* [Entries from a dataset]:
--- start ---
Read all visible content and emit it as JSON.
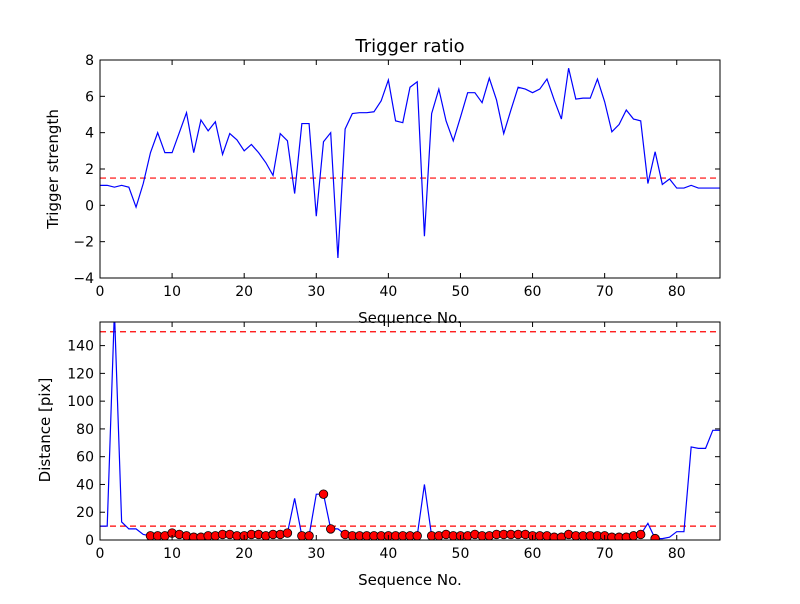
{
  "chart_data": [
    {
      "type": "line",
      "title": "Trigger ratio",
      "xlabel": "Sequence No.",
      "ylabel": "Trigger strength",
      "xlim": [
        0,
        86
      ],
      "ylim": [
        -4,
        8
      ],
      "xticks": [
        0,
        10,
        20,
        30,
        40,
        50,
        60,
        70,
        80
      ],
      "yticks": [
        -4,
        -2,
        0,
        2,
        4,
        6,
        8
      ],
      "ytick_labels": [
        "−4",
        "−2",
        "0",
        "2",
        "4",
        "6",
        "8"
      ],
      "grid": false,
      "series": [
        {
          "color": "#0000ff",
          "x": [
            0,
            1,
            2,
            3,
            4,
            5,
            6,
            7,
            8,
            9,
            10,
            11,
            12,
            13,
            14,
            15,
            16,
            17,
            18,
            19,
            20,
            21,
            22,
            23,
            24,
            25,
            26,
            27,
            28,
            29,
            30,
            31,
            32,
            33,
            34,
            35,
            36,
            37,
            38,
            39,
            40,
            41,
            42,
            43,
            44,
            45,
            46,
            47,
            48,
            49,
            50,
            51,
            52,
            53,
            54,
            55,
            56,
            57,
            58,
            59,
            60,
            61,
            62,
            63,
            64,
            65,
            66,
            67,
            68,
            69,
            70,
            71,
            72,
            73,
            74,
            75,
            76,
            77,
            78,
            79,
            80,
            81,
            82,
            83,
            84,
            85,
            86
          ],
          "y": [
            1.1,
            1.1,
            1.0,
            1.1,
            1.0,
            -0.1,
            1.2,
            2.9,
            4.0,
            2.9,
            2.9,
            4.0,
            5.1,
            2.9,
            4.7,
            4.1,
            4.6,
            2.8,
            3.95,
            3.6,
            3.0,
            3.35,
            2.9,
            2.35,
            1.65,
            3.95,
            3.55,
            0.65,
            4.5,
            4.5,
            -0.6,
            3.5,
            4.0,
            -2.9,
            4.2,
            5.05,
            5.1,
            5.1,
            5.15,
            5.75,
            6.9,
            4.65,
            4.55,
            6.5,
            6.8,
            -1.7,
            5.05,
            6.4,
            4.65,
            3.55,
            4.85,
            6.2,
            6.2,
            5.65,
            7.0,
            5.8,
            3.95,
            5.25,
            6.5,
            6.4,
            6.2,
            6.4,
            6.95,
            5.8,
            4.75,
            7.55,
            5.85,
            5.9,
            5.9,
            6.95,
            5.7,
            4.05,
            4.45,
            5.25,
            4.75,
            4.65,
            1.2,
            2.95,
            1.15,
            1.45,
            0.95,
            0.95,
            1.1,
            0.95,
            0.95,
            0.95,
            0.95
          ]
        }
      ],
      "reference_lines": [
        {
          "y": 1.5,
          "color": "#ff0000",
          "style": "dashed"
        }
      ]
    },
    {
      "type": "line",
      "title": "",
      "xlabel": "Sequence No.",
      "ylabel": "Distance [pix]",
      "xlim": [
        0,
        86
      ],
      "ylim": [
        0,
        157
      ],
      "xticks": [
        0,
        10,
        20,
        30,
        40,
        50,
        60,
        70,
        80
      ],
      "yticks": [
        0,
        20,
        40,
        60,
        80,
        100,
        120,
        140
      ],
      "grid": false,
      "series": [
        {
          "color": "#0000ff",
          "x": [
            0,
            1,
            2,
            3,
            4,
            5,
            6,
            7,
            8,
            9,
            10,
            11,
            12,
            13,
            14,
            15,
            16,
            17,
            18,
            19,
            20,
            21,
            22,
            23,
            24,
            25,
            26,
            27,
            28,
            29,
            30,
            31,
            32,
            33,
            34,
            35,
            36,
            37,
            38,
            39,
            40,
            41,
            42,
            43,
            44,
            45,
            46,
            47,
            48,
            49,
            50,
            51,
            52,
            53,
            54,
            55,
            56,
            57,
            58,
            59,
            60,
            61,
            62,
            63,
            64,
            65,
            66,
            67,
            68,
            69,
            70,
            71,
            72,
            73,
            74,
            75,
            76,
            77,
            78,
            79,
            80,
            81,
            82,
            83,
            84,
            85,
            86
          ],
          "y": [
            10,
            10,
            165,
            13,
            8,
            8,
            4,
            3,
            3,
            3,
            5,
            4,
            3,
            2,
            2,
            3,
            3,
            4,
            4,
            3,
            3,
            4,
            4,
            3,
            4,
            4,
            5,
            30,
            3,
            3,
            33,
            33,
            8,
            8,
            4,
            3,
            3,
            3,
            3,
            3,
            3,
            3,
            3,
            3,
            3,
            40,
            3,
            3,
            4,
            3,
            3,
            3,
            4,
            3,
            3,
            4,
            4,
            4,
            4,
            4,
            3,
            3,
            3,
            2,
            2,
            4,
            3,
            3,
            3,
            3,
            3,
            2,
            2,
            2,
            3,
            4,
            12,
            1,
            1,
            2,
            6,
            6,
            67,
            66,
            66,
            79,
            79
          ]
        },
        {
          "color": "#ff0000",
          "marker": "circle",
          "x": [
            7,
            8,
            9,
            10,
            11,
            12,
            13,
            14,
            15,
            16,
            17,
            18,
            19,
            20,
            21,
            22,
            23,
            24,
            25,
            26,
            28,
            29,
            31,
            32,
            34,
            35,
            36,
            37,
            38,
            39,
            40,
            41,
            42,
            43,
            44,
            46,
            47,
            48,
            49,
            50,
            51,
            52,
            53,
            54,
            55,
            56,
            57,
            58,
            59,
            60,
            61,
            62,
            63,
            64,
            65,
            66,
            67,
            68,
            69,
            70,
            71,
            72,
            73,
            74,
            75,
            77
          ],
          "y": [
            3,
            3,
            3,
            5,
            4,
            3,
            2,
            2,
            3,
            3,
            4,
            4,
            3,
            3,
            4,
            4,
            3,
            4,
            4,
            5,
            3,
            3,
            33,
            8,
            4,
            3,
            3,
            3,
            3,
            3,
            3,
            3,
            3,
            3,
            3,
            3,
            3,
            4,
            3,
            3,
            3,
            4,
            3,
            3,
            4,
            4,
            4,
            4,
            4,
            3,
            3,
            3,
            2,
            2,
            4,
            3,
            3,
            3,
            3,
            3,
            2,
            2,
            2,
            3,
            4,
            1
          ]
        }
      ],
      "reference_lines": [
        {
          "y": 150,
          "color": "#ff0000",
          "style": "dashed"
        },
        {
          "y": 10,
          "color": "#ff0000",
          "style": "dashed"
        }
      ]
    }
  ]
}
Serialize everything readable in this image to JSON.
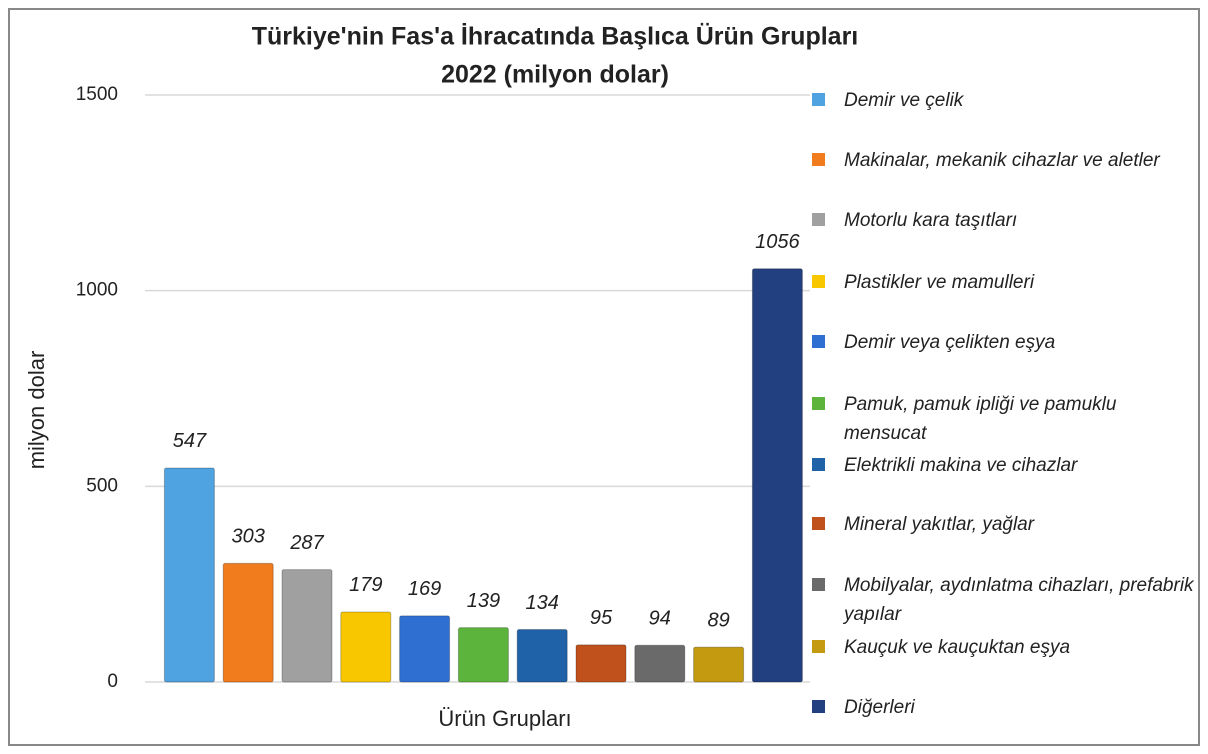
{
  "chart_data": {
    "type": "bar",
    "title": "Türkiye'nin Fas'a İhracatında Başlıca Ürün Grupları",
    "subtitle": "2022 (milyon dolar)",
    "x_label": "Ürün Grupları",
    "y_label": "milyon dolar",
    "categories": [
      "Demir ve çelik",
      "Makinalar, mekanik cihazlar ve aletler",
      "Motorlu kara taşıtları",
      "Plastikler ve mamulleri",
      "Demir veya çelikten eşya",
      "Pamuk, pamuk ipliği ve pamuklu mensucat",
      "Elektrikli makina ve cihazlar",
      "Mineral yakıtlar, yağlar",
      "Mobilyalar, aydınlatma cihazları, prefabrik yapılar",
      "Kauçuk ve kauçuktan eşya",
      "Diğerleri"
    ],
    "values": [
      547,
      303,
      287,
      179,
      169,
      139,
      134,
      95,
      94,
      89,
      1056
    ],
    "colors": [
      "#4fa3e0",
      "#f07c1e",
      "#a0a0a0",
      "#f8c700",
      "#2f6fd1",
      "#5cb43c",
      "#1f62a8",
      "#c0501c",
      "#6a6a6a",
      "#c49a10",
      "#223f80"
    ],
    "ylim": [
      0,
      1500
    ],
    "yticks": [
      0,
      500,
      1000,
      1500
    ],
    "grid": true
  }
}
--- end ---
Print again, word for word, every line from the line with "Serialize everything readable" to the final line of the records, inclusive; skip the pictures.

Serialize everything readable in this image to JSON.
{
  "chart_data": {
    "type": "bar",
    "title": "Türkiye'nin Fas'a İhracatında Başlıca Ürün Grupları",
    "subtitle": "2022 (milyon dolar)",
    "x_label": "Ürün Grupları",
    "y_label": "milyon dolar",
    "categories": [
      "Demir ve çelik",
      "Makinalar, mekanik cihazlar ve aletler",
      "Motorlu kara taşıtları",
      "Plastikler ve mamulleri",
      "Demir veya çelikten eşya",
      "Pamuk, pamuk ipliği ve pamuklu mensucat",
      "Elektrikli makina ve cihazlar",
      "Mineral yakıtlar, yağlar",
      "Mobilyalar, aydınlatma cihazları, prefabrik yapılar",
      "Kauçuk ve kauçuktan eşya",
      "Diğerleri"
    ],
    "values": [
      547,
      303,
      287,
      179,
      169,
      139,
      134,
      95,
      94,
      89,
      1056
    ],
    "colors": [
      "#4fa3e0",
      "#f07c1e",
      "#a0a0a0",
      "#f8c700",
      "#2f6fd1",
      "#5cb43c",
      "#1f62a8",
      "#c0501c",
      "#6a6a6a",
      "#c49a10",
      "#223f80"
    ],
    "ylim": [
      0,
      1500
    ],
    "yticks": [
      0,
      500,
      1000,
      1500
    ],
    "grid": true
  }
}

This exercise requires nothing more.